Take every line from the material that has the word "name" in it.

■ Records that describe figures ■
###
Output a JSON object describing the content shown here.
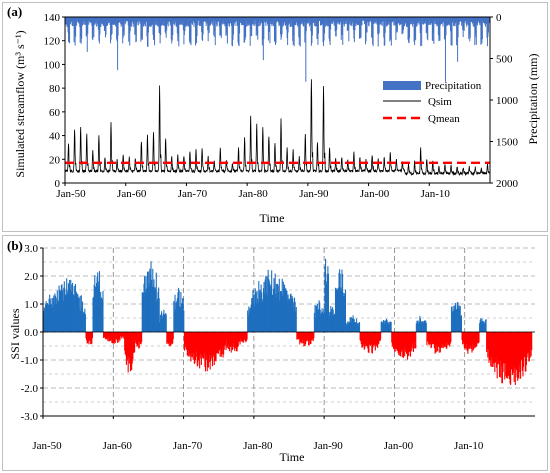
{
  "colors": {
    "precipitation": "#4472c4",
    "qsim": "#000000",
    "qmean": "#ff0000",
    "ssi_positive": "#1f6fbf",
    "ssi_negative": "#ff0000",
    "grid": "#a6a6a6"
  },
  "chart_data": [
    {
      "panel_label": "(a)",
      "type": "line",
      "xlabel": "Time",
      "ylabel": "Simulated streamflow (m³ s⁻¹)",
      "ylabel_right": "Precipitation (mm)",
      "ylim": [
        0,
        140
      ],
      "ylim_right": [
        0,
        2000
      ],
      "right_axis_inverted": true,
      "x_range": [
        1950,
        2020
      ],
      "x_tick_labels": [
        "Jan-50",
        "Jan-60",
        "Jan-70",
        "Jan-80",
        "Jan-90",
        "Jan-00",
        "Jan-10"
      ],
      "y_tick_labels": [
        "0",
        "20",
        "40",
        "60",
        "80",
        "100",
        "120",
        "140"
      ],
      "y_right_tick_labels": [
        "0",
        "500",
        "1000",
        "1500",
        "2000"
      ],
      "legend": [
        "Precipitation",
        "Qsim",
        "Qmean"
      ],
      "legend_position": "right",
      "grid": false,
      "series": [
        {
          "name": "Qsim",
          "kind": "line",
          "annual_peaks": [
            {
              "year": 1950,
              "value": 34
            },
            {
              "year": 1951,
              "value": 46
            },
            {
              "year": 1952,
              "value": 48
            },
            {
              "year": 1953,
              "value": 41
            },
            {
              "year": 1954,
              "value": 27
            },
            {
              "year": 1955,
              "value": 40
            },
            {
              "year": 1956,
              "value": 22
            },
            {
              "year": 1957,
              "value": 51
            },
            {
              "year": 1958,
              "value": 20
            },
            {
              "year": 1959,
              "value": 24
            },
            {
              "year": 1960,
              "value": 22
            },
            {
              "year": 1961,
              "value": 20
            },
            {
              "year": 1962,
              "value": 35
            },
            {
              "year": 1963,
              "value": 40
            },
            {
              "year": 1964,
              "value": 44
            },
            {
              "year": 1965,
              "value": 82
            },
            {
              "year": 1966,
              "value": 38
            },
            {
              "year": 1967,
              "value": 22
            },
            {
              "year": 1968,
              "value": 24
            },
            {
              "year": 1969,
              "value": 22
            },
            {
              "year": 1970,
              "value": 26
            },
            {
              "year": 1971,
              "value": 28
            },
            {
              "year": 1972,
              "value": 30
            },
            {
              "year": 1973,
              "value": 22
            },
            {
              "year": 1974,
              "value": 18
            },
            {
              "year": 1975,
              "value": 30
            },
            {
              "year": 1976,
              "value": 20
            },
            {
              "year": 1977,
              "value": 17
            },
            {
              "year": 1978,
              "value": 30
            },
            {
              "year": 1979,
              "value": 38
            },
            {
              "year": 1980,
              "value": 56
            },
            {
              "year": 1981,
              "value": 50
            },
            {
              "year": 1982,
              "value": 48
            },
            {
              "year": 1983,
              "value": 40
            },
            {
              "year": 1984,
              "value": 34
            },
            {
              "year": 1985,
              "value": 54
            },
            {
              "year": 1986,
              "value": 30
            },
            {
              "year": 1987,
              "value": 28
            },
            {
              "year": 1988,
              "value": 22
            },
            {
              "year": 1989,
              "value": 42
            },
            {
              "year": 1990,
              "value": 87
            },
            {
              "year": 1991,
              "value": 34
            },
            {
              "year": 1992,
              "value": 82
            },
            {
              "year": 1993,
              "value": 30
            },
            {
              "year": 1994,
              "value": 20
            },
            {
              "year": 1995,
              "value": 22
            },
            {
              "year": 1996,
              "value": 20
            },
            {
              "year": 1997,
              "value": 26
            },
            {
              "year": 1998,
              "value": 22
            },
            {
              "year": 1999,
              "value": 20
            },
            {
              "year": 2000,
              "value": 24
            },
            {
              "year": 2001,
              "value": 20
            },
            {
              "year": 2002,
              "value": 22
            },
            {
              "year": 2003,
              "value": 26
            },
            {
              "year": 2004,
              "value": 20
            },
            {
              "year": 2005,
              "value": 18
            },
            {
              "year": 2006,
              "value": 16
            },
            {
              "year": 2007,
              "value": 18
            },
            {
              "year": 2008,
              "value": 30
            },
            {
              "year": 2009,
              "value": 20
            },
            {
              "year": 2010,
              "value": 18
            },
            {
              "year": 2011,
              "value": 14
            },
            {
              "year": 2012,
              "value": 16
            },
            {
              "year": 2013,
              "value": 15
            },
            {
              "year": 2014,
              "value": 14
            },
            {
              "year": 2015,
              "value": 13
            },
            {
              "year": 2016,
              "value": 14
            },
            {
              "year": 2017,
              "value": 13
            },
            {
              "year": 2018,
              "value": 12
            }
          ],
          "annual_baseflow": 10
        },
        {
          "name": "Qmean",
          "kind": "dashed-line",
          "value": 17
        },
        {
          "name": "Precipitation",
          "kind": "bars-from-top",
          "typical_annual_peak_mm": 300,
          "notable_peaks": [
            {
              "year": 1953,
              "value": 420
            },
            {
              "year": 1958,
              "value": 640
            },
            {
              "year": 1963,
              "value": 360
            },
            {
              "year": 1982,
              "value": 520
            },
            {
              "year": 1989,
              "value": 780
            },
            {
              "year": 2012,
              "value": 780
            },
            {
              "year": 2014,
              "value": 540
            }
          ]
        }
      ]
    },
    {
      "panel_label": "(b)",
      "type": "bar",
      "xlabel": "Time",
      "ylabel": "SSI values",
      "ylim": [
        -3.0,
        3.0
      ],
      "x_range": [
        1950,
        2020
      ],
      "x_tick_labels": [
        "Jan-50",
        "Jan-60",
        "Jan-70",
        "Jan-80",
        "Jan-90",
        "Jan-00",
        "Jan-10"
      ],
      "y_tick_labels": [
        "3.0",
        "2.0",
        "1.0",
        "0.0",
        "-1.0",
        "-2.0",
        "-3.0"
      ],
      "grid": true,
      "series": [
        {
          "name": "SSI",
          "kind": "bars-signed",
          "segments": [
            {
              "start": 1950.0,
              "end": 1956.0,
              "peak": 2.0,
              "noise": 0.5
            },
            {
              "start": 1956.0,
              "end": 1957.0,
              "peak": -0.5,
              "noise": 0.3
            },
            {
              "start": 1957.0,
              "end": 1958.5,
              "peak": 2.3,
              "noise": 0.6
            },
            {
              "start": 1958.5,
              "end": 1961.5,
              "peak": -0.4,
              "noise": 0.2
            },
            {
              "start": 1961.5,
              "end": 1963.0,
              "peak": -1.5,
              "noise": 0.4
            },
            {
              "start": 1963.0,
              "end": 1964.0,
              "peak": -0.6,
              "noise": 0.3
            },
            {
              "start": 1964.0,
              "end": 1966.5,
              "peak": 2.6,
              "noise": 0.7
            },
            {
              "start": 1966.5,
              "end": 1967.5,
              "peak": 0.8,
              "noise": 0.4
            },
            {
              "start": 1967.5,
              "end": 1968.5,
              "peak": -0.6,
              "noise": 0.3
            },
            {
              "start": 1968.5,
              "end": 1970.0,
              "peak": 1.6,
              "noise": 0.5
            },
            {
              "start": 1970.0,
              "end": 1976.0,
              "peak": -1.4,
              "noise": 0.5
            },
            {
              "start": 1976.0,
              "end": 1978.0,
              "peak": -0.8,
              "noise": 0.4
            },
            {
              "start": 1978.0,
              "end": 1979.0,
              "peak": -0.4,
              "noise": 0.2
            },
            {
              "start": 1979.0,
              "end": 1986.0,
              "peak": 2.2,
              "noise": 0.6
            },
            {
              "start": 1986.0,
              "end": 1988.5,
              "peak": -0.5,
              "noise": 0.3
            },
            {
              "start": 1988.5,
              "end": 1990.0,
              "peak": 1.2,
              "noise": 0.5
            },
            {
              "start": 1990.0,
              "end": 1990.6,
              "peak": 3.0,
              "noise": 0.4
            },
            {
              "start": 1990.6,
              "end": 1991.5,
              "peak": 1.0,
              "noise": 0.4
            },
            {
              "start": 1991.5,
              "end": 1993.0,
              "peak": 2.4,
              "noise": 0.5
            },
            {
              "start": 1993.0,
              "end": 1995.0,
              "peak": 0.6,
              "noise": 0.3
            },
            {
              "start": 1995.0,
              "end": 1998.0,
              "peak": -0.8,
              "noise": 0.3
            },
            {
              "start": 1998.0,
              "end": 1999.5,
              "peak": 0.5,
              "noise": 0.3
            },
            {
              "start": 1999.5,
              "end": 2003.0,
              "peak": -1.0,
              "noise": 0.4
            },
            {
              "start": 2003.0,
              "end": 2004.5,
              "peak": 0.6,
              "noise": 0.3
            },
            {
              "start": 2004.5,
              "end": 2008.0,
              "peak": -0.8,
              "noise": 0.3
            },
            {
              "start": 2008.0,
              "end": 2009.5,
              "peak": 1.3,
              "noise": 0.5
            },
            {
              "start": 2009.5,
              "end": 2012.0,
              "peak": -0.8,
              "noise": 0.3
            },
            {
              "start": 2012.0,
              "end": 2013.0,
              "peak": 0.6,
              "noise": 0.3
            },
            {
              "start": 2013.0,
              "end": 2019.5,
              "peak": -2.0,
              "noise": 0.4
            }
          ]
        }
      ]
    }
  ]
}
###
■ Exercise result ■
          "name": "Qsim",
          "name": "Qmean",
          "name": "Precipitation",
          "name": "SSI",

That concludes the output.